Work to be completed. Copy every entry word for word. Skip the pictures.

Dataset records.
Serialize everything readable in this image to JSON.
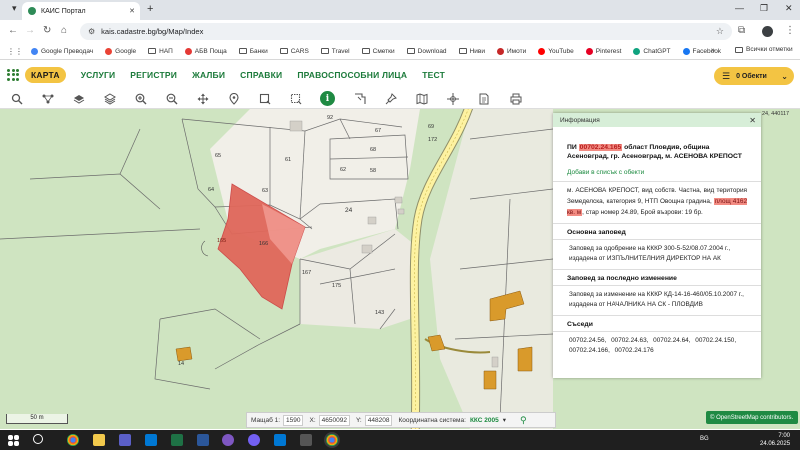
{
  "browser": {
    "tab_title": "КАИС Портал",
    "url": "kais.cadastre.bg/bg/Map/Index",
    "bookmarks": [
      {
        "label": "Google Преводач",
        "icon": "google-translate-icon"
      },
      {
        "label": "Google",
        "icon": "google-icon"
      },
      {
        "label": "НАП",
        "icon": "folder-icon"
      },
      {
        "label": "АБВ Поща",
        "icon": "mail-icon"
      },
      {
        "label": "Банки",
        "icon": "folder-icon"
      },
      {
        "label": "CARS",
        "icon": "folder-icon"
      },
      {
        "label": "Travel",
        "icon": "folder-icon"
      },
      {
        "label": "Сметки",
        "icon": "folder-icon"
      },
      {
        "label": "Download",
        "icon": "folder-icon"
      },
      {
        "label": "Ниви",
        "icon": "folder-icon"
      },
      {
        "label": "Имоти",
        "icon": "imoti-icon"
      },
      {
        "label": "YouTube",
        "icon": "youtube-icon"
      },
      {
        "label": "Pinterest",
        "icon": "pinterest-icon"
      },
      {
        "label": "ChatGPT",
        "icon": "chatgpt-icon"
      },
      {
        "label": "Facebook",
        "icon": "facebook-icon"
      }
    ],
    "bookmarks_more": "»",
    "all_bookmarks": "Всички отметки"
  },
  "site_nav": {
    "items": [
      "КАРТА",
      "УСЛУГИ",
      "РЕГИСТРИ",
      "ЖАЛБИ",
      "СПРАВКИ",
      "ПРАВОСПОСОБНИ ЛИЦА",
      "ТЕСТ"
    ],
    "objects_label": "0 Обекти"
  },
  "map": {
    "parcel_labels": [
      "92",
      "67",
      "68",
      "69",
      "172",
      "61",
      "62",
      "58",
      "65",
      "64",
      "63",
      "24",
      "165",
      "166",
      "167",
      "175",
      "143",
      "14"
    ],
    "corner_coord": "24, 440117"
  },
  "info_panel": {
    "header": "Информация",
    "title_prefix": "ПИ ",
    "parcel_id": "00702.24.165",
    "title_rest": " област Пловдив, община Асеновград, гр. Асеновград, м. АСЕНОВА КРЕПОСТ",
    "add_to_list": "Добави в списък с обекти",
    "desc_part1": "м. АСЕНОВА КРЕПОСТ, вид собств. Частна, вид територия Земеделска, категория 9, НТП Овощна градина, ",
    "area_highlight": "площ 4162 кв. м",
    "desc_part2": ", стар номер 24.89, Брой възрови: 19 бр.",
    "section1_title": "Основна заповед",
    "section1_text": "Заповед за одобрение на КККР 300-5-52/08.07.2004 г., издадена от ИЗПЪЛНИТЕЛНИЯ ДИРЕКТОР НА АК",
    "section2_title": "Заповед за последно изменение",
    "section2_text": "Заповед за изменение на КККР КД-14-16-460/05.10.2007 г., издадена от НАЧАЛНИКА НА СК - ПЛОВДИВ",
    "section3_title": "Съседи",
    "neighbors": "00702.24.56, 00702.24.63, 00702.24.64, 00702.24.150, 00702.24.166, 00702.24.176"
  },
  "status_bar": {
    "scale_label": "Мащаб 1:",
    "scale_value": "1590",
    "x_label": "X:",
    "x_value": "4650092",
    "y_label": "Y:",
    "y_value": "448208",
    "coord_system_label": "Координатна система:",
    "coord_system_value": "ККС 2005"
  },
  "scale_text": "50 m",
  "osm_attribution": "© OpenStreetMap contributors.",
  "taskbar": {
    "lang": "BG",
    "time": "7:00",
    "date": "24.06.2025"
  }
}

Final result.
Serialize everything readable in this image to JSON.
{
  "browser": {
    "tab_title": "КАИС Портал",
    "url": "kais.cadastre.bg/bg/Map/Index",
    "bookmarks": [
      {
        "label": "Google Преводач",
        "icon": "google-translate-icon"
      },
      {
        "label": "Google",
        "icon": "google-icon"
      },
      {
        "label": "НАП",
        "icon": "folder-icon"
      },
      {
        "label": "АБВ Поща",
        "icon": "mail-icon"
      },
      {
        "label": "Банки",
        "icon": "folder-icon"
      },
      {
        "label": "CARS",
        "icon": "folder-icon"
      },
      {
        "label": "Travel",
        "icon": "folder-icon"
      },
      {
        "label": "Сметки",
        "icon": "folder-icon"
      },
      {
        "label": "Download",
        "icon": "folder-icon"
      },
      {
        "label": "Ниви",
        "icon": "folder-icon"
      },
      {
        "label": "Имоти",
        "icon": "imoti-icon"
      },
      {
        "label": "YouTube",
        "icon": "youtube-icon"
      },
      {
        "label": "Pinterest",
        "icon": "pinterest-icon"
      },
      {
        "label": "ChatGPT",
        "icon": "chatgpt-icon"
      },
      {
        "label": "Facebook",
        "icon": "facebook-icon"
      }
    ],
    "bookmarks_more": "»",
    "all_bookmarks": "Всички отметки"
  },
  "site_nav": {
    "items": [
      "КАРТА",
      "УСЛУГИ",
      "РЕГИСТРИ",
      "ЖАЛБИ",
      "СПРАВКИ",
      "ПРАВОСПОСОБНИ ЛИЦА",
      "ТЕСТ"
    ],
    "objects_label": "0 Обекти"
  },
  "map": {
    "parcel_labels": [
      "92",
      "67",
      "68",
      "69",
      "172",
      "61",
      "62",
      "58",
      "65",
      "64",
      "63",
      "24",
      "165",
      "166",
      "167",
      "175",
      "143",
      "14"
    ],
    "corner_coord": "24, 440117"
  },
  "info_panel": {
    "header": "Информация",
    "title_prefix": "ПИ ",
    "parcel_id": "00702.24.165",
    "title_rest": " област Пловдив, община Асеновград, гр. Асеновград, м. АСЕНОВА КРЕПОСТ",
    "add_to_list": "Добави в списък с обекти",
    "desc_part1": "м. АСЕНОВА КРЕПОСТ, вид собств. Частна, вид територия Земеделска, категория 9, НТП Овощна градина, ",
    "area_highlight": "площ 4162 кв. м",
    "desc_part2": ", стар номер 24.89, Брой възрови: 19 бр.",
    "section1_title": "Основна заповед",
    "section1_text": "Заповед за одобрение на КККР 300-5-52/08.07.2004 г., издадена от ИЗПЪЛНИТЕЛНИЯ ДИРЕКТОР НА АК",
    "section2_title": "Заповед за последно изменение",
    "section2_text": "Заповед за изменение на КККР КД-14-16-460/05.10.2007 г., издадена от НАЧАЛНИКА НА СК - ПЛОВДИВ",
    "section3_title": "Съседи",
    "neighbors": "00702.24.56, 00702.24.63, 00702.24.64, 00702.24.150, 00702.24.166, 00702.24.176"
  },
  "status_bar": {
    "scale_label": "Мащаб 1:",
    "scale_value": "1590",
    "x_label": "X:",
    "x_value": "4650092",
    "y_label": "Y:",
    "y_value": "448208",
    "coord_system_label": "Координатна система:",
    "coord_system_value": "ККС 2005"
  },
  "scale_text": "50 m",
  "osm_attribution": "© OpenStreetMap contributors.",
  "taskbar": {
    "lang": "BG",
    "time": "7:00",
    "date": "24.06.2025"
  }
}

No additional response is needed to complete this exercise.